# INSTRUCTION
Wherever the word "from" turns up in a line of the entries, copy that line.

Raw records
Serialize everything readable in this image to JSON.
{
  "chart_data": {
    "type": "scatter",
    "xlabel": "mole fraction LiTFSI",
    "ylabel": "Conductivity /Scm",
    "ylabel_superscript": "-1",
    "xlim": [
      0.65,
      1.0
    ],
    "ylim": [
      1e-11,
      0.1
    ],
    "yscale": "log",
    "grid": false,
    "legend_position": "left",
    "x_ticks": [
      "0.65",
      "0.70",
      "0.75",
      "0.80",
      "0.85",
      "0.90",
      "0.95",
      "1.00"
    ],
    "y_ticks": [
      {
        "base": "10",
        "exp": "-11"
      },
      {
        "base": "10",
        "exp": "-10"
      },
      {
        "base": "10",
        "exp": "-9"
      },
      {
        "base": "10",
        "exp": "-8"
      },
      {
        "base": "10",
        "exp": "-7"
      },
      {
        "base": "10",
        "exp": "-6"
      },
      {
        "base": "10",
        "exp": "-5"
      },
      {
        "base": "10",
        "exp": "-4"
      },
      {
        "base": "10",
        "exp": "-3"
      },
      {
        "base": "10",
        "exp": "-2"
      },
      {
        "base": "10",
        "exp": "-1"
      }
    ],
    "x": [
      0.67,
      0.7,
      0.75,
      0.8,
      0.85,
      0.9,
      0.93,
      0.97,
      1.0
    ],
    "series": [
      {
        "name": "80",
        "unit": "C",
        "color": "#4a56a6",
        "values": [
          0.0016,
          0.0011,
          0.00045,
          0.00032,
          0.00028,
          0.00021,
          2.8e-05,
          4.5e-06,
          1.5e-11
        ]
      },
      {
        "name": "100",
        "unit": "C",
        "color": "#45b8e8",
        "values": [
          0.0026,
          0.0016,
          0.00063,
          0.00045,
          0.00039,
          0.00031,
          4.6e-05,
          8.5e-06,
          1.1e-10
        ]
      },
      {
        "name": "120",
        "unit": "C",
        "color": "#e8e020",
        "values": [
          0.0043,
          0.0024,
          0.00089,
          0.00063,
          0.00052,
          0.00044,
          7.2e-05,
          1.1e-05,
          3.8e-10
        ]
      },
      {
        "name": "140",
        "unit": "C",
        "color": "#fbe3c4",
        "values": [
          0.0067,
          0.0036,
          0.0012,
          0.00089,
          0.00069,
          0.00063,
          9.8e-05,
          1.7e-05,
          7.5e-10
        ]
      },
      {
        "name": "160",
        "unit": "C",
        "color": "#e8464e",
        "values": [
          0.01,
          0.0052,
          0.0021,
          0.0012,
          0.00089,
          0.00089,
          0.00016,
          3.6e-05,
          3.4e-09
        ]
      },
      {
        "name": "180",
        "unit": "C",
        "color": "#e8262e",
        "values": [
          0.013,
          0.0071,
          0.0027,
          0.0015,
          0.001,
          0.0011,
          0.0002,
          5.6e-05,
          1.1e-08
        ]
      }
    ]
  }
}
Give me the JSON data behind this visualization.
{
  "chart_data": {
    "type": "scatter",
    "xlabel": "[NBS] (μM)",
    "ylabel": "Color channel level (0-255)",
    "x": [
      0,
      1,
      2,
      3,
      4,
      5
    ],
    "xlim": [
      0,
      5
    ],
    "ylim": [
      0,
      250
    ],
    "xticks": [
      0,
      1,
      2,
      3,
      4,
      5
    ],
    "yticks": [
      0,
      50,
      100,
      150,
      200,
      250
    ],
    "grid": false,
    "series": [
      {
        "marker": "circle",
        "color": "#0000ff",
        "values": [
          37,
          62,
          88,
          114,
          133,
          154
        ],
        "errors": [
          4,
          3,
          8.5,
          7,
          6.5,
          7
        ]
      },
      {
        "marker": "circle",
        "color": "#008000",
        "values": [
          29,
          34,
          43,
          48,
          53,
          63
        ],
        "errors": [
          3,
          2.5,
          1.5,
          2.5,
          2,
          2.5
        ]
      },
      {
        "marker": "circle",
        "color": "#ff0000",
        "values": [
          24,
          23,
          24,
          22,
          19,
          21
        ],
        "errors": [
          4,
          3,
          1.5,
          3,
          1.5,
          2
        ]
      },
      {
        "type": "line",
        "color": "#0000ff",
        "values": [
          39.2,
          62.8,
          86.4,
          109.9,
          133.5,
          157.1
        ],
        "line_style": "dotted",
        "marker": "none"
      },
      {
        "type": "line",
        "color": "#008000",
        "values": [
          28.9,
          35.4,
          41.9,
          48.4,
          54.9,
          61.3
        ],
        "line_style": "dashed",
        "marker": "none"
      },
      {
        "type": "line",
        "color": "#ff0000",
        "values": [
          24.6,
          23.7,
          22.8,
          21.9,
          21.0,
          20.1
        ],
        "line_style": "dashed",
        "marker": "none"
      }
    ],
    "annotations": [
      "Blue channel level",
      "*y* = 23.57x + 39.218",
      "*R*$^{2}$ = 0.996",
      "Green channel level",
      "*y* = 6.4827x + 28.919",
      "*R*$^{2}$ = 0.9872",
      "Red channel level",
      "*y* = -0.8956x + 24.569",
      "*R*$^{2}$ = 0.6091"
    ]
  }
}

==

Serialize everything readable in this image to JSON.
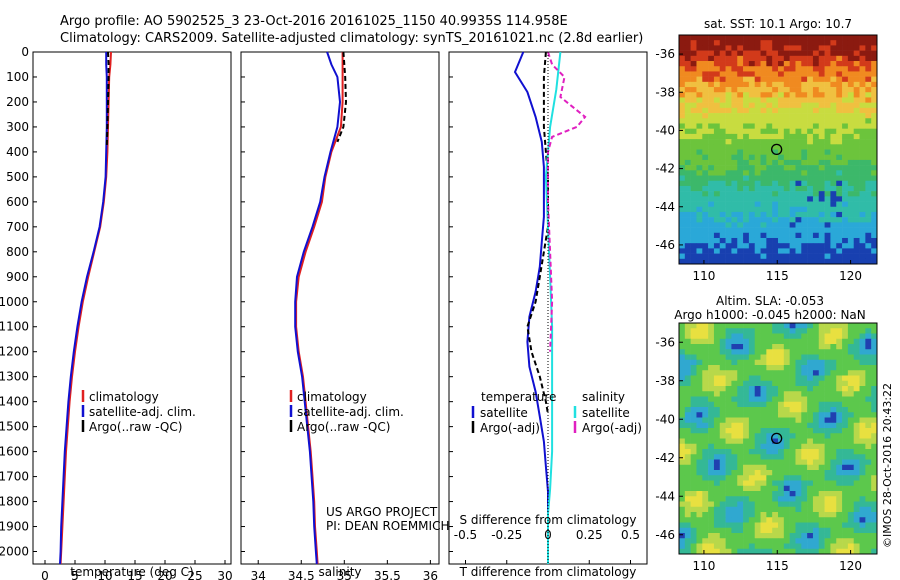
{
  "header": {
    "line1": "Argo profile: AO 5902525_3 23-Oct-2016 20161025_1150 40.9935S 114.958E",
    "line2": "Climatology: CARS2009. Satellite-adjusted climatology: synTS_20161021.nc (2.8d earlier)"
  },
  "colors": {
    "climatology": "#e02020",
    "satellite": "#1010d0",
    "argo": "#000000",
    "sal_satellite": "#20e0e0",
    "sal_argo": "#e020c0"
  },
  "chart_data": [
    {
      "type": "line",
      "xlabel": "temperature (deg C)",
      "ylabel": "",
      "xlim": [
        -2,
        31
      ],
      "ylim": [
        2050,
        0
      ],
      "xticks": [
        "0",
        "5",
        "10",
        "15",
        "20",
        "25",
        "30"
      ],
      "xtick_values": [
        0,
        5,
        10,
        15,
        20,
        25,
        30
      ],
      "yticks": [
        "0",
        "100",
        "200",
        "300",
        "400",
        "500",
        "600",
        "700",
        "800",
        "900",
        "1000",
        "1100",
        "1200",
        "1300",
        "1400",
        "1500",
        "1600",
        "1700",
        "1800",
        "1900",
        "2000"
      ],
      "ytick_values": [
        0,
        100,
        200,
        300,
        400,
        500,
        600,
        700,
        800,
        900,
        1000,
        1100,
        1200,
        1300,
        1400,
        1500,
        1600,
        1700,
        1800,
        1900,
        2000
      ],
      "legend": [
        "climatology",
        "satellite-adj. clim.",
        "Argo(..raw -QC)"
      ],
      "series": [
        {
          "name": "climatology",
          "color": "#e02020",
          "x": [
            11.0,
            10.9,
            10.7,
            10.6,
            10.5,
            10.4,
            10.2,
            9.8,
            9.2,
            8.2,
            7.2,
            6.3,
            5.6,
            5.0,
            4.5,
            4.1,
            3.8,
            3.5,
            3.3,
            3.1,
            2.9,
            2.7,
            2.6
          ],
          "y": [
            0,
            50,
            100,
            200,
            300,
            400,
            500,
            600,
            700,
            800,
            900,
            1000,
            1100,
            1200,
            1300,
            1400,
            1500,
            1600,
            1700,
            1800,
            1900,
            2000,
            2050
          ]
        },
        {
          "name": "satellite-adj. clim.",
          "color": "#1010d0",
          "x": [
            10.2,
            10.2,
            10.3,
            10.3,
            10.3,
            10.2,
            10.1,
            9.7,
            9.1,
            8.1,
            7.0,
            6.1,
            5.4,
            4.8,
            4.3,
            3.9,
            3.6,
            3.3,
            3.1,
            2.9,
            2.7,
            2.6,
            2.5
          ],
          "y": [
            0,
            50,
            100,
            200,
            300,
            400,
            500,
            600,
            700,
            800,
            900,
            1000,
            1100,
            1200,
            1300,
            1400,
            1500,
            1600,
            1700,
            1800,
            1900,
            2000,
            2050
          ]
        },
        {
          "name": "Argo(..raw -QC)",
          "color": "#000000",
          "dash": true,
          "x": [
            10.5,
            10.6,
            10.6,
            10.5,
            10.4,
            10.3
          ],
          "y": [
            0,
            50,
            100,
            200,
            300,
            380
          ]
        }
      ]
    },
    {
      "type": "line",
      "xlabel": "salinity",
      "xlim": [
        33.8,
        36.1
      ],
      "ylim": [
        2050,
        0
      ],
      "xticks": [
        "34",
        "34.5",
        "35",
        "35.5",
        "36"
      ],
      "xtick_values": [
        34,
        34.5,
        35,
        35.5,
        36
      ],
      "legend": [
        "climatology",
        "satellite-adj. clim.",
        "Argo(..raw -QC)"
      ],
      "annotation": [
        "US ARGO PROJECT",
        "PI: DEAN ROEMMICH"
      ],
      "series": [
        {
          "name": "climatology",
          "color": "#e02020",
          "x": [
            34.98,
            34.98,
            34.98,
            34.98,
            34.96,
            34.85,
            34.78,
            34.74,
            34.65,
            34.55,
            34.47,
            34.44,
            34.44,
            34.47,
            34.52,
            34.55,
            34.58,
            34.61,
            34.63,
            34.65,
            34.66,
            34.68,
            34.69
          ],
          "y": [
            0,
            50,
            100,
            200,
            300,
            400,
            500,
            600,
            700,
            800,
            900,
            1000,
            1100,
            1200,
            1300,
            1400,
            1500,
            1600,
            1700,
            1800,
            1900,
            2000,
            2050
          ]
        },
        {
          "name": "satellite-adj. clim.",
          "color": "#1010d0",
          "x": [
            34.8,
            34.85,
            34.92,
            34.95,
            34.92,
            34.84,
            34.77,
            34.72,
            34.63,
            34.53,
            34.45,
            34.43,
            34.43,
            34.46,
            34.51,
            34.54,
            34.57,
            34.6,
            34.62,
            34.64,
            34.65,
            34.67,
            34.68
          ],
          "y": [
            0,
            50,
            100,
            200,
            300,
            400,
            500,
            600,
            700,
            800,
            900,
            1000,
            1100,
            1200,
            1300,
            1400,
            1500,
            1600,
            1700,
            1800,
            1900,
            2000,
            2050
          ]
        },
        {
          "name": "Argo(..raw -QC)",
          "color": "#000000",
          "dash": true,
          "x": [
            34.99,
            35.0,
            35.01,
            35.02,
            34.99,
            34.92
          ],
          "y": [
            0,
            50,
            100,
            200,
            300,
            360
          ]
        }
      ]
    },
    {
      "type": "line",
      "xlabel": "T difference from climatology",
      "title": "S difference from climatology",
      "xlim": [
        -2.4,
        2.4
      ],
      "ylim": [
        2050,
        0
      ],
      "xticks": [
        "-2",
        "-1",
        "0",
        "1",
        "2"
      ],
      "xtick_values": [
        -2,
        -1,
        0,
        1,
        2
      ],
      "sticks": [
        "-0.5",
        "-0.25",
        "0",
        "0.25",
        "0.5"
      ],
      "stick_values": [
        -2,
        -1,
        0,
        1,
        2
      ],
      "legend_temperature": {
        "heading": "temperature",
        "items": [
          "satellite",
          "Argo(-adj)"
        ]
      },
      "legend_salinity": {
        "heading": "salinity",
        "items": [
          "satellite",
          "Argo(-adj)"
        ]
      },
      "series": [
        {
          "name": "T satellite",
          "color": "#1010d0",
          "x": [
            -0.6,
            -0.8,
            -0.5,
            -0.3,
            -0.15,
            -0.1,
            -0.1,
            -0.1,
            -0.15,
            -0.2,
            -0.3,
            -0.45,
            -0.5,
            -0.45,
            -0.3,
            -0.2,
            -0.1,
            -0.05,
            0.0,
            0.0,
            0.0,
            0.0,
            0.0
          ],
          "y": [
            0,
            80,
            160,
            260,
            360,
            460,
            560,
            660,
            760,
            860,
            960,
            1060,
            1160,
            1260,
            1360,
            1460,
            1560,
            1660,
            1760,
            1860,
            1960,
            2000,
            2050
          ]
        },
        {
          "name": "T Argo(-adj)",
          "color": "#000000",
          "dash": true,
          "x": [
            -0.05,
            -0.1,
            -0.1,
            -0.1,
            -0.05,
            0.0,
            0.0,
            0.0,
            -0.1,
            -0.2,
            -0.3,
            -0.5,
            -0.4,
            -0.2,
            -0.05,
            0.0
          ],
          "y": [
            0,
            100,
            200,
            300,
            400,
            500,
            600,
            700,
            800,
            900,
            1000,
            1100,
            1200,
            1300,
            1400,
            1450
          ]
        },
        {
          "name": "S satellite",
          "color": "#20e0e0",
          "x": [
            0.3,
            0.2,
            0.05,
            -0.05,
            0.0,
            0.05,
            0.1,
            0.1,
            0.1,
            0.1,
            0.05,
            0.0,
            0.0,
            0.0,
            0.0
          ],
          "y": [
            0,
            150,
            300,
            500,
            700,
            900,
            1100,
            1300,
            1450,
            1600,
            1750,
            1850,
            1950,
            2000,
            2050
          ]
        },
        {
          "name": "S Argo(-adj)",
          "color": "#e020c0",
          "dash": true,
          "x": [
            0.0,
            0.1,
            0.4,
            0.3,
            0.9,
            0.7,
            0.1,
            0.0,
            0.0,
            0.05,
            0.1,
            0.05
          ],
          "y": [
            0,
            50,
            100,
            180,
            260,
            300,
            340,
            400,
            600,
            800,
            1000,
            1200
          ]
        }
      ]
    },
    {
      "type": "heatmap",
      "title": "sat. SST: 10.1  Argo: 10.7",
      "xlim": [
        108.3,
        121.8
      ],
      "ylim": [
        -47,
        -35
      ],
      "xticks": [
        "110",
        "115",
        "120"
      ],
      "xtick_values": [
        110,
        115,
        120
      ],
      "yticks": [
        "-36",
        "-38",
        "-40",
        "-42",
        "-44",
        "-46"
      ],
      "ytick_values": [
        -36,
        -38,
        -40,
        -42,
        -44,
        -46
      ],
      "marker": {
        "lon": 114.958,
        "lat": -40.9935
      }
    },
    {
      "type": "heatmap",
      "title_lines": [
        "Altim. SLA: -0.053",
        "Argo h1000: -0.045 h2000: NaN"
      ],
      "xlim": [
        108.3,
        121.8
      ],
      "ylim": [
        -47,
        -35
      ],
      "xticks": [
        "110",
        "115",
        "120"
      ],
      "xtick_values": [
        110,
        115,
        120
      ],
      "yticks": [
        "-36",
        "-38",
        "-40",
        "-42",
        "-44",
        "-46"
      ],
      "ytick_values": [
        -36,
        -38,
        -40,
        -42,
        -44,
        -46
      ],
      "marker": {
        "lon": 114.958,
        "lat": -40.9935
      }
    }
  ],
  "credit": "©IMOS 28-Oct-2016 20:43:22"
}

# REPLY TO THE EXERCISE
      "xlabel": "T difference from climatology",
      "title": "S difference from climatology",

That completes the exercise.